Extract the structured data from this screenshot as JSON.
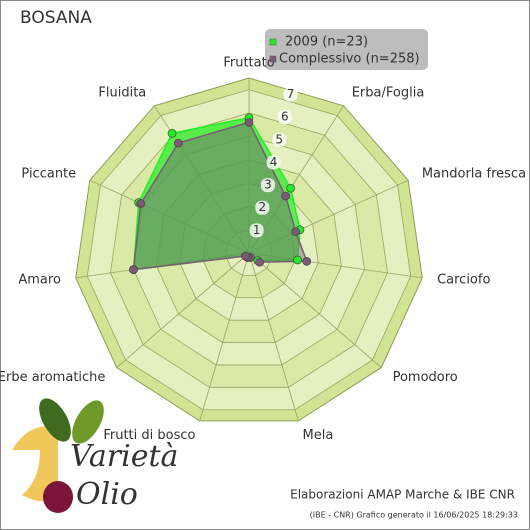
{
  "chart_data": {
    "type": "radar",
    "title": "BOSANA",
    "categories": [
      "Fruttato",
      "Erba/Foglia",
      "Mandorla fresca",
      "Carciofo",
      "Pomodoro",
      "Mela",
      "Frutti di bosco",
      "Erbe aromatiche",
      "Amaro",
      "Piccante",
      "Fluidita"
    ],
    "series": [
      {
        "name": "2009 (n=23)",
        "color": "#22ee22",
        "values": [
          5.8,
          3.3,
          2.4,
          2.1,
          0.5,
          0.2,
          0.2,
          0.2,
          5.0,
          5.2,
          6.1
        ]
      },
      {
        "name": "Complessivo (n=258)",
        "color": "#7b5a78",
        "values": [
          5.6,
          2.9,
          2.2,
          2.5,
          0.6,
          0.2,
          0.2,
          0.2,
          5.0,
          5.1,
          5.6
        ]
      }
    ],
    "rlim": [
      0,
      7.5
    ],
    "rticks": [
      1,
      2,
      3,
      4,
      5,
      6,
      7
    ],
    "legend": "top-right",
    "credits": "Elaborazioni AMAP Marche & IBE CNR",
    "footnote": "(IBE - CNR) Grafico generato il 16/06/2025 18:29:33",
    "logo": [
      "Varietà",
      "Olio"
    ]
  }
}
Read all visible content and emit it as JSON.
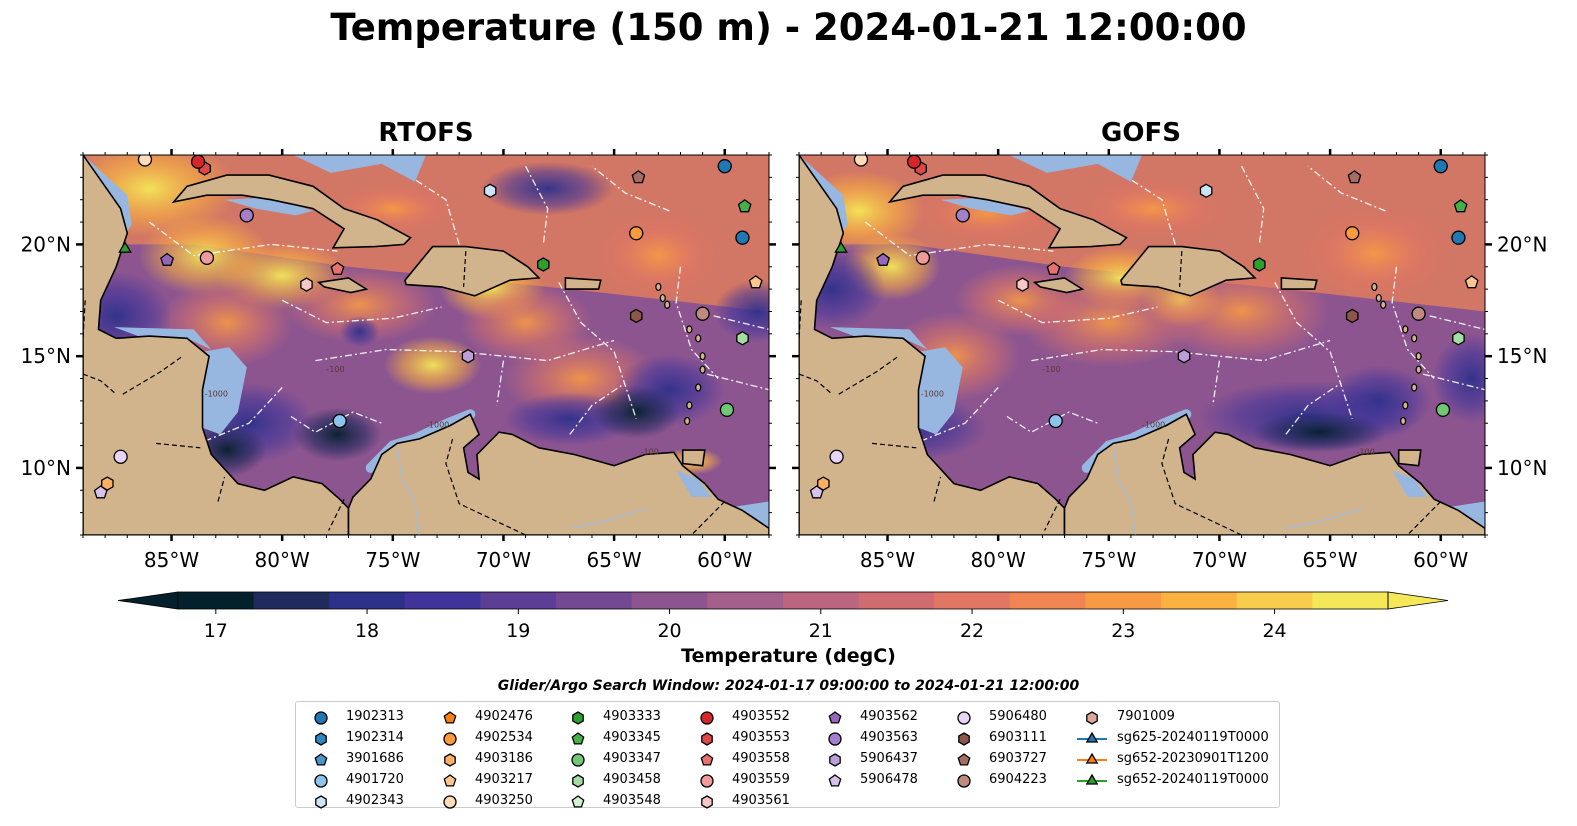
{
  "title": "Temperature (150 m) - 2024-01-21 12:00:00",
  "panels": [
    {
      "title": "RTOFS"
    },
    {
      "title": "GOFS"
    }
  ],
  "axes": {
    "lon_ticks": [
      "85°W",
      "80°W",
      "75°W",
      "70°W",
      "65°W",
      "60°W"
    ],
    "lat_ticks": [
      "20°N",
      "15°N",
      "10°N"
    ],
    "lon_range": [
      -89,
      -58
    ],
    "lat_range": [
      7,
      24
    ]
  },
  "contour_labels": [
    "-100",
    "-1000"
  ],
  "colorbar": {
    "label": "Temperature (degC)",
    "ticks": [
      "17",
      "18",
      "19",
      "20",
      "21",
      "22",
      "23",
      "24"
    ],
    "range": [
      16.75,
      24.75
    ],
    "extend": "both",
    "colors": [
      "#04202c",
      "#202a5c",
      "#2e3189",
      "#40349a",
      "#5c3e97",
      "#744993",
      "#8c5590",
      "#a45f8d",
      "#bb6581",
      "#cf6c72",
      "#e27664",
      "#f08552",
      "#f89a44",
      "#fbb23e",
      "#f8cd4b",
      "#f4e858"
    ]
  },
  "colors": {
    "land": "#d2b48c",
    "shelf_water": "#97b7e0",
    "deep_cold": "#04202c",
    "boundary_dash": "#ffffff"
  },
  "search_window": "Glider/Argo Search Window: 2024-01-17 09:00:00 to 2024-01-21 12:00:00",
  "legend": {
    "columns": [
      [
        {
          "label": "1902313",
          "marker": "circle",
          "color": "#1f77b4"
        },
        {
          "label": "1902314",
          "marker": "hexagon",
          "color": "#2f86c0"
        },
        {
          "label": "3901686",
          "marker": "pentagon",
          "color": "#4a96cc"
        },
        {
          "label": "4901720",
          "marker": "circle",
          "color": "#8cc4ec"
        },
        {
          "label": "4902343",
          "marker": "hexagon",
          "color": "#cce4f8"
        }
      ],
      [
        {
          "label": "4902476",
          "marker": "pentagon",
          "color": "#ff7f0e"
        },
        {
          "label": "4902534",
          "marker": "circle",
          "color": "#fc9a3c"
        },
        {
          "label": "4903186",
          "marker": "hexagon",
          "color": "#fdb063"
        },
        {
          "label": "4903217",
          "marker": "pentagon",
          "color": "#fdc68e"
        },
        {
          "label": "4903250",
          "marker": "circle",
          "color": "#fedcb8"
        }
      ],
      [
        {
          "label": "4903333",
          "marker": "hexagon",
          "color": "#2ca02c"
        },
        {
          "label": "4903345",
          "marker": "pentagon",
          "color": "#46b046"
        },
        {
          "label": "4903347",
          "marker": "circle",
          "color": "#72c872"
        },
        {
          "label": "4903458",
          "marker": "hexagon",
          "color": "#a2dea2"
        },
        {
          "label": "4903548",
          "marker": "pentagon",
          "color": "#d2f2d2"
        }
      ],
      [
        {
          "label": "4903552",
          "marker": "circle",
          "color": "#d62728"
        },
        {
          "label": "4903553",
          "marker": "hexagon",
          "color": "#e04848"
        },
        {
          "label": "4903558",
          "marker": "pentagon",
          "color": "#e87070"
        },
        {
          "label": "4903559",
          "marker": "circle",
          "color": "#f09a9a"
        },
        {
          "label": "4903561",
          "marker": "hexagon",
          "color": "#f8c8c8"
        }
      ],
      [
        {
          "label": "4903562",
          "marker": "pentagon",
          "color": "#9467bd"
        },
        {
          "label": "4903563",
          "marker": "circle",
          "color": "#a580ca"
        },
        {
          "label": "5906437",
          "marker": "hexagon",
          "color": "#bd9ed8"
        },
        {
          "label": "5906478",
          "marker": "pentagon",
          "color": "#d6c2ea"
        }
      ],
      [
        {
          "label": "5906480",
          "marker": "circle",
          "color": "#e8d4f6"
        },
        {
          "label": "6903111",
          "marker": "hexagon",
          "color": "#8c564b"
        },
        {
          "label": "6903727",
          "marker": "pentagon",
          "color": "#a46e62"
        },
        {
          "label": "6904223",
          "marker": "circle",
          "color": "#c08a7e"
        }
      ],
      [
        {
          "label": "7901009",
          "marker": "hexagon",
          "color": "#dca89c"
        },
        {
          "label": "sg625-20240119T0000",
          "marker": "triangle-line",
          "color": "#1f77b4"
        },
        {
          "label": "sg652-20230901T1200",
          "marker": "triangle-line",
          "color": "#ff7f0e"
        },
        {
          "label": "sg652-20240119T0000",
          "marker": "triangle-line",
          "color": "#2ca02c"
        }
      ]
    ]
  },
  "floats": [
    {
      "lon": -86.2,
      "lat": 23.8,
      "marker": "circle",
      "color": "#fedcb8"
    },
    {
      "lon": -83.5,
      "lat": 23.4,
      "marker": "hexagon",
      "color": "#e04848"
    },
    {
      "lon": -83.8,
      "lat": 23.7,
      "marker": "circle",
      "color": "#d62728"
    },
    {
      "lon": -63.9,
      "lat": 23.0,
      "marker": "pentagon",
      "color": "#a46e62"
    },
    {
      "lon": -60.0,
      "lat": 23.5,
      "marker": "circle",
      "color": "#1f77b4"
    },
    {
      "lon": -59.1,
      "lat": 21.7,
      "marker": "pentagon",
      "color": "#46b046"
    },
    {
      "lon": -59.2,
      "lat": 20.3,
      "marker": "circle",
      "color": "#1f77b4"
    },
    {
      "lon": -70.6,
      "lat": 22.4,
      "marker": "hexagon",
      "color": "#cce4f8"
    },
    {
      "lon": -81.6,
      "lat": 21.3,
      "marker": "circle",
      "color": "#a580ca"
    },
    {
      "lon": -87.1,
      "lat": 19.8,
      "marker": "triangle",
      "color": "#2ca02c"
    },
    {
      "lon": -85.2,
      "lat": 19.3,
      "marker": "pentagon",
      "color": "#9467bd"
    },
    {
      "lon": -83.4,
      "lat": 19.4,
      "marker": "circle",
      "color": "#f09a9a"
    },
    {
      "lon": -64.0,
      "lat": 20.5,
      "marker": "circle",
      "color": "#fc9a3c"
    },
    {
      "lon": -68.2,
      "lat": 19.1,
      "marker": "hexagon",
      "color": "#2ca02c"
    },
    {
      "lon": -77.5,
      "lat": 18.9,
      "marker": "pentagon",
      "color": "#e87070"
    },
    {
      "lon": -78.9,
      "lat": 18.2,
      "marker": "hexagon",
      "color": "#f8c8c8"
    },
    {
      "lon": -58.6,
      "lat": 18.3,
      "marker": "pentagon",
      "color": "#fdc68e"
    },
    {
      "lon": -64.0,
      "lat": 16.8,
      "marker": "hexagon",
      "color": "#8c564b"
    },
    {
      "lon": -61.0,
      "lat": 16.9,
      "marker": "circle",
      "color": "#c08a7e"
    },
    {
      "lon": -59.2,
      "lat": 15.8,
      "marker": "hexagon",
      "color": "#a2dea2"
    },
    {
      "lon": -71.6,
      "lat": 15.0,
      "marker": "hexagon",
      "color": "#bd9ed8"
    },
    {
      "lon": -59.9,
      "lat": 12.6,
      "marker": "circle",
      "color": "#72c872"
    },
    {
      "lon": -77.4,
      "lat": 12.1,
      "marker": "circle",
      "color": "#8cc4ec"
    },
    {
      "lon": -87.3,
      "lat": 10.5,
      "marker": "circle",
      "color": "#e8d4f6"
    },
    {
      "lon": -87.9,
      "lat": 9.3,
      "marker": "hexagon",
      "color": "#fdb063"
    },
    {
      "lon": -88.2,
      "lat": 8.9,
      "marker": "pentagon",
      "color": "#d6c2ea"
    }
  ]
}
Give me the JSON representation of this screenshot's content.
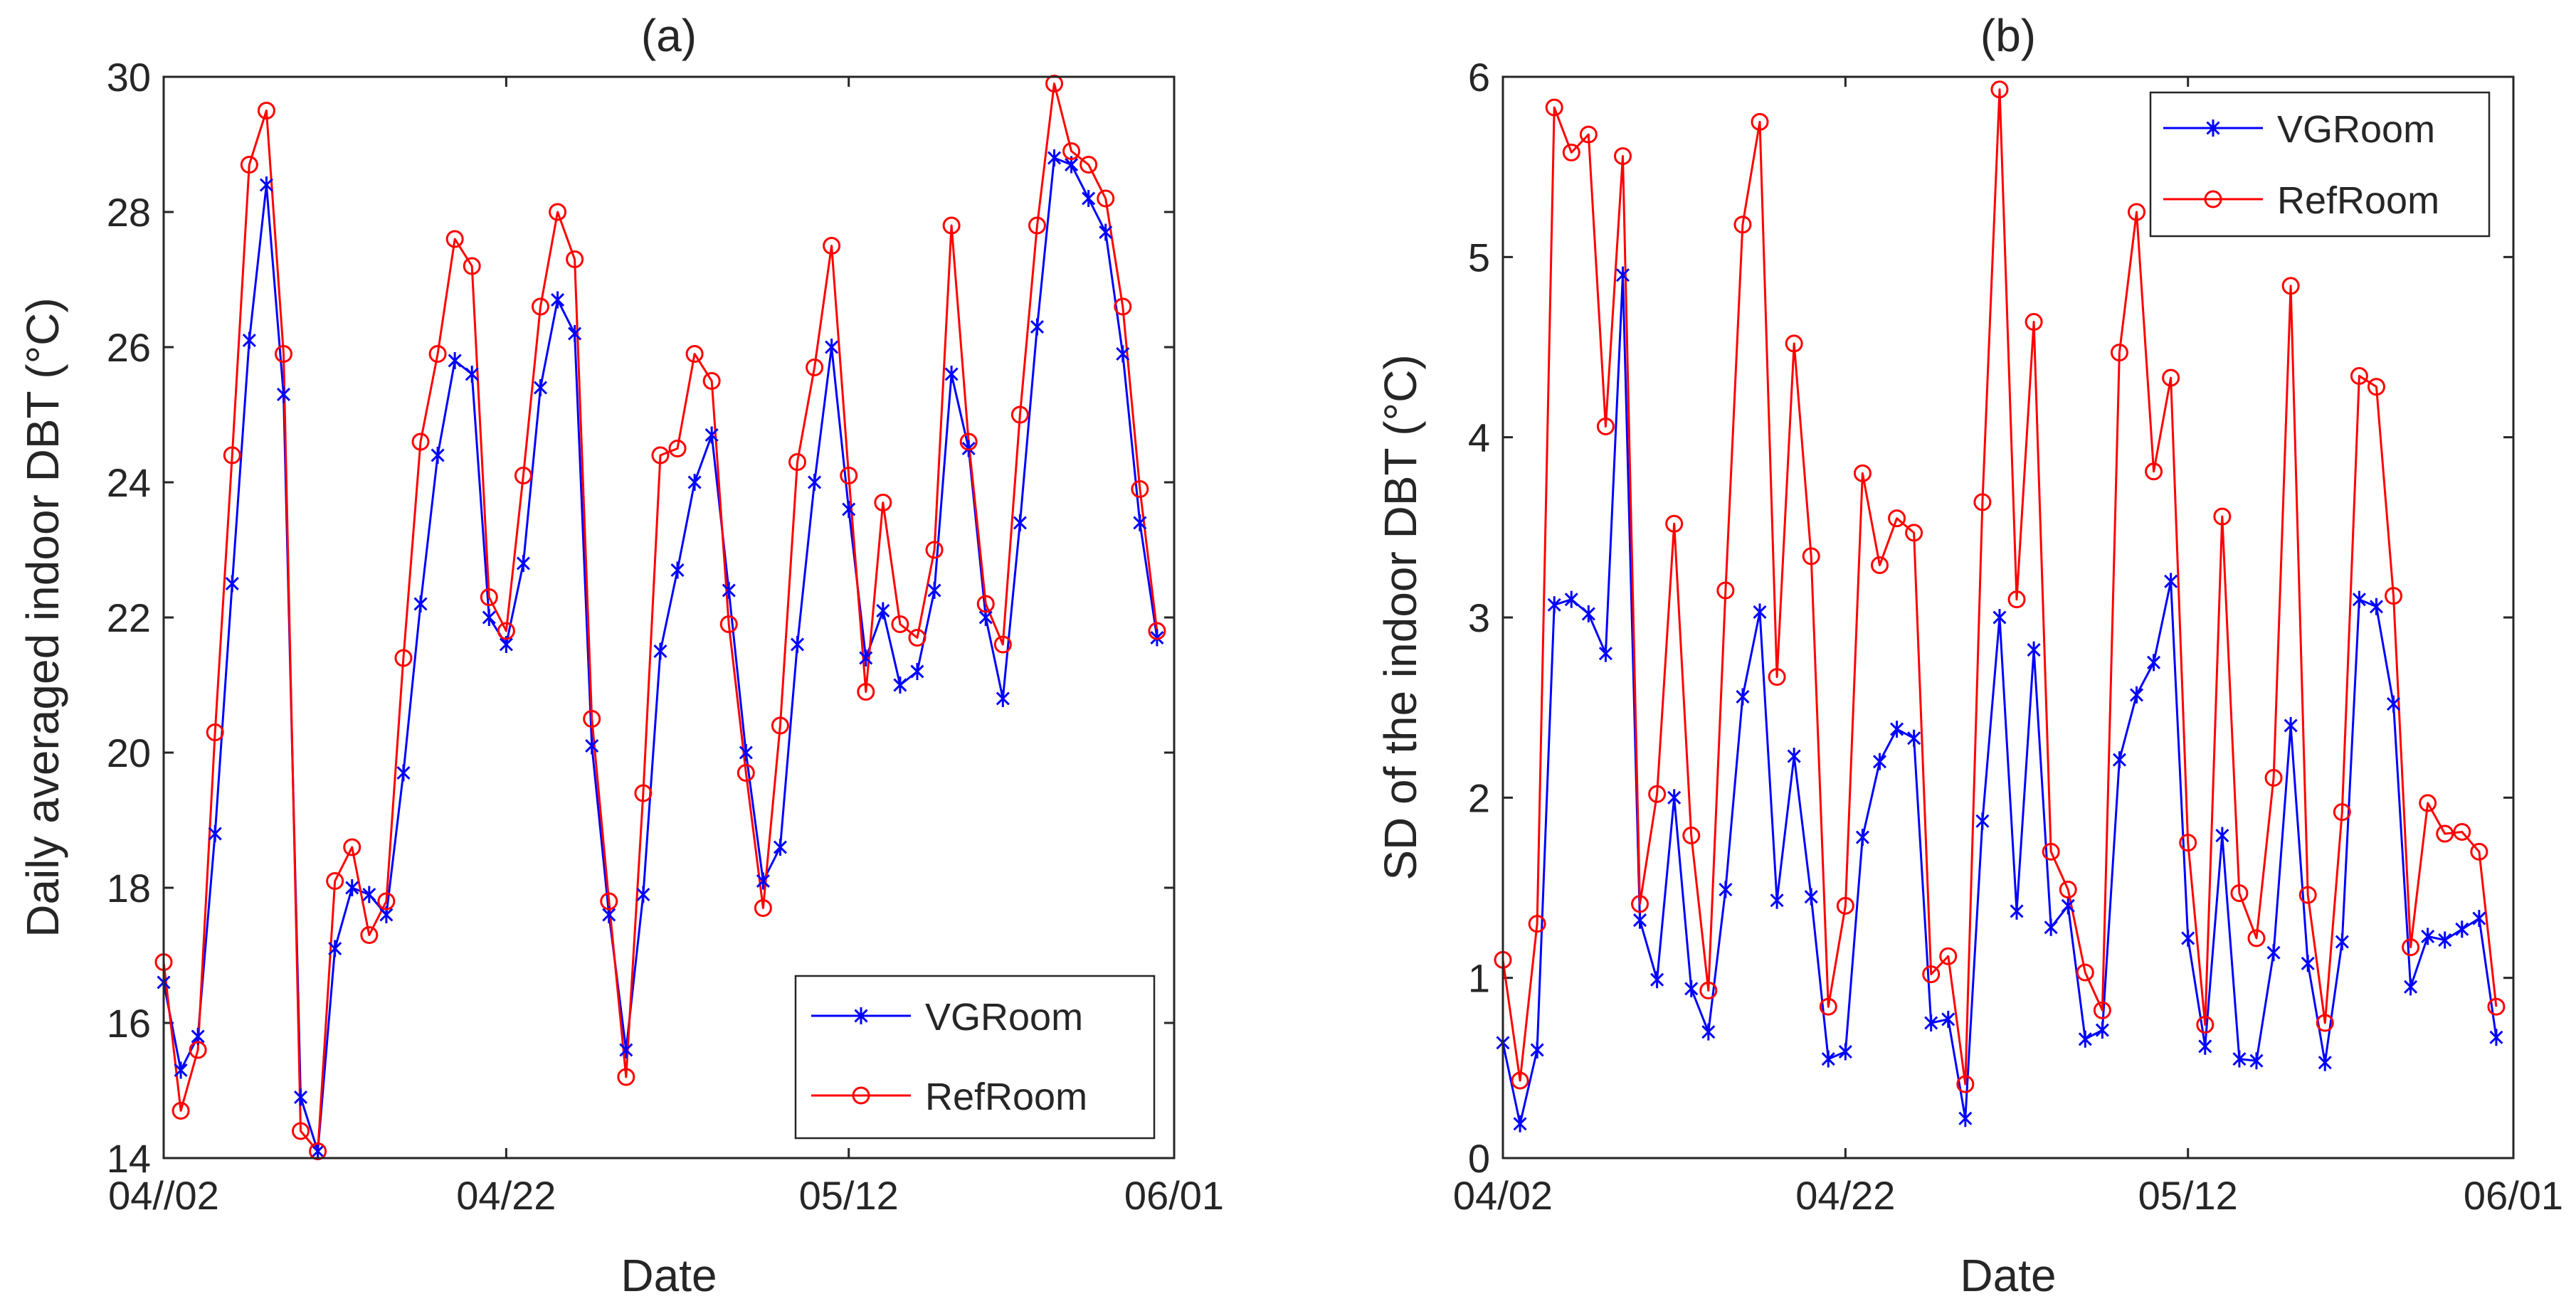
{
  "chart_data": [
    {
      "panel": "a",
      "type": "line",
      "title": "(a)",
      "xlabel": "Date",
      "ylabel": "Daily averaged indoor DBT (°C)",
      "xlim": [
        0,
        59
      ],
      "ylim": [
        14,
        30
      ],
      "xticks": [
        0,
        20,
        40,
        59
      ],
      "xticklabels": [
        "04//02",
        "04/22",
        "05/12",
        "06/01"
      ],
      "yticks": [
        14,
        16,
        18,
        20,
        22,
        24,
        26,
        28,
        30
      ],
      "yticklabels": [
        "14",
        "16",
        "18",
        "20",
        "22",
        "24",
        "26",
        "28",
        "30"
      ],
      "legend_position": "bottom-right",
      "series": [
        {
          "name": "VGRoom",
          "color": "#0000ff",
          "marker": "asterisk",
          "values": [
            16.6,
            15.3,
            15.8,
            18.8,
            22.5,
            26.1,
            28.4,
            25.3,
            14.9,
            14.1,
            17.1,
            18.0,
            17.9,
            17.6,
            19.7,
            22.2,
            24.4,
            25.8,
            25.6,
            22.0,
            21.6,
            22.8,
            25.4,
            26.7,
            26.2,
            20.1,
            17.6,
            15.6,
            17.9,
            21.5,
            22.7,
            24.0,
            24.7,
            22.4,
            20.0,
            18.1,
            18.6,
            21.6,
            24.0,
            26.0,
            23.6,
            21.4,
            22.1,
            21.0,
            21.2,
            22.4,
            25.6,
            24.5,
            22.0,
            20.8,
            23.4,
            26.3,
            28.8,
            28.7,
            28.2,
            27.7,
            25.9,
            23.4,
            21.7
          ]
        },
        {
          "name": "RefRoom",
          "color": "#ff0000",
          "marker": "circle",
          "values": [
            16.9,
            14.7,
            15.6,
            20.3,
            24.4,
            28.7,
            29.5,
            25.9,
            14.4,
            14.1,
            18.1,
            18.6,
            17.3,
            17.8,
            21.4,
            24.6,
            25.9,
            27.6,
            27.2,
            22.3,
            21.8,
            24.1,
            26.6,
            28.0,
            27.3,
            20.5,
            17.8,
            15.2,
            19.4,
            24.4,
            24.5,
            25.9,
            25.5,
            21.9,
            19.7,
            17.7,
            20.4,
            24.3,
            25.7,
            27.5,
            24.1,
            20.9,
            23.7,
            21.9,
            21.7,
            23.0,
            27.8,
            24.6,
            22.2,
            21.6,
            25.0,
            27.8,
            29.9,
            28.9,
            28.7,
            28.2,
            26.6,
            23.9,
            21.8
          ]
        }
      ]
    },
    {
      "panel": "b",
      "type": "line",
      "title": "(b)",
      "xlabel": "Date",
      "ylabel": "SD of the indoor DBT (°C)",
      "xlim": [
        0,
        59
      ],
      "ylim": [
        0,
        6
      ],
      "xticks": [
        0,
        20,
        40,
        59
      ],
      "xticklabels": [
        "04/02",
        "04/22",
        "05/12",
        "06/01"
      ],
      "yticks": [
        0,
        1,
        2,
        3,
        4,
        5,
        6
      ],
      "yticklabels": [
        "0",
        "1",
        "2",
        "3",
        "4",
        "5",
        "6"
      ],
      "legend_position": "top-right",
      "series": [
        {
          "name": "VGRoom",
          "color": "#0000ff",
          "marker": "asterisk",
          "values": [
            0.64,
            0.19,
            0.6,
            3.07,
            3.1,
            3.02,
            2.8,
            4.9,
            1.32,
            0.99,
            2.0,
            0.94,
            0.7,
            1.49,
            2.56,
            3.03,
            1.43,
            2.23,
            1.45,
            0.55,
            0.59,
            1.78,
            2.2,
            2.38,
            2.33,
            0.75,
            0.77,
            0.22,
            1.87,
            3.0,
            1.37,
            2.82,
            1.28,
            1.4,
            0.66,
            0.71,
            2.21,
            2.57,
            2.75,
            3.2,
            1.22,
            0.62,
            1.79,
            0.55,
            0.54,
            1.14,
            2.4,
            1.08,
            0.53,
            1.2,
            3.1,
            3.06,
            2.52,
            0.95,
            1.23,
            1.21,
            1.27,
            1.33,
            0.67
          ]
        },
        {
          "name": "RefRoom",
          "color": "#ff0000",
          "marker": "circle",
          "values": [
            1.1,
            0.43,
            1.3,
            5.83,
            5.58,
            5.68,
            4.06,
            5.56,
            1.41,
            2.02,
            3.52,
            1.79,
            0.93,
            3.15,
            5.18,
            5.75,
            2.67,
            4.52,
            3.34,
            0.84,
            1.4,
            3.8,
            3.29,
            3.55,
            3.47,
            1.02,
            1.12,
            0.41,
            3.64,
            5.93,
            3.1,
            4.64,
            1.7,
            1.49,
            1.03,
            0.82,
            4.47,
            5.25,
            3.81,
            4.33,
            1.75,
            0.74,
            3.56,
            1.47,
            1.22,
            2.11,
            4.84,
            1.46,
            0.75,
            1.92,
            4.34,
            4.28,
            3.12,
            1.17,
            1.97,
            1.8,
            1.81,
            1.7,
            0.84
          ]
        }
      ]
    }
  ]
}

•••••

WORK TO COMPLETE:
Identify which lines contain the word "indoor" and copy each one.

ANSWER FOR THIS EXERCISE:
      "ylabel": "Daily averaged indoor DBT (°C)",
      "ylabel": "SD of the indoor DBT (°C)",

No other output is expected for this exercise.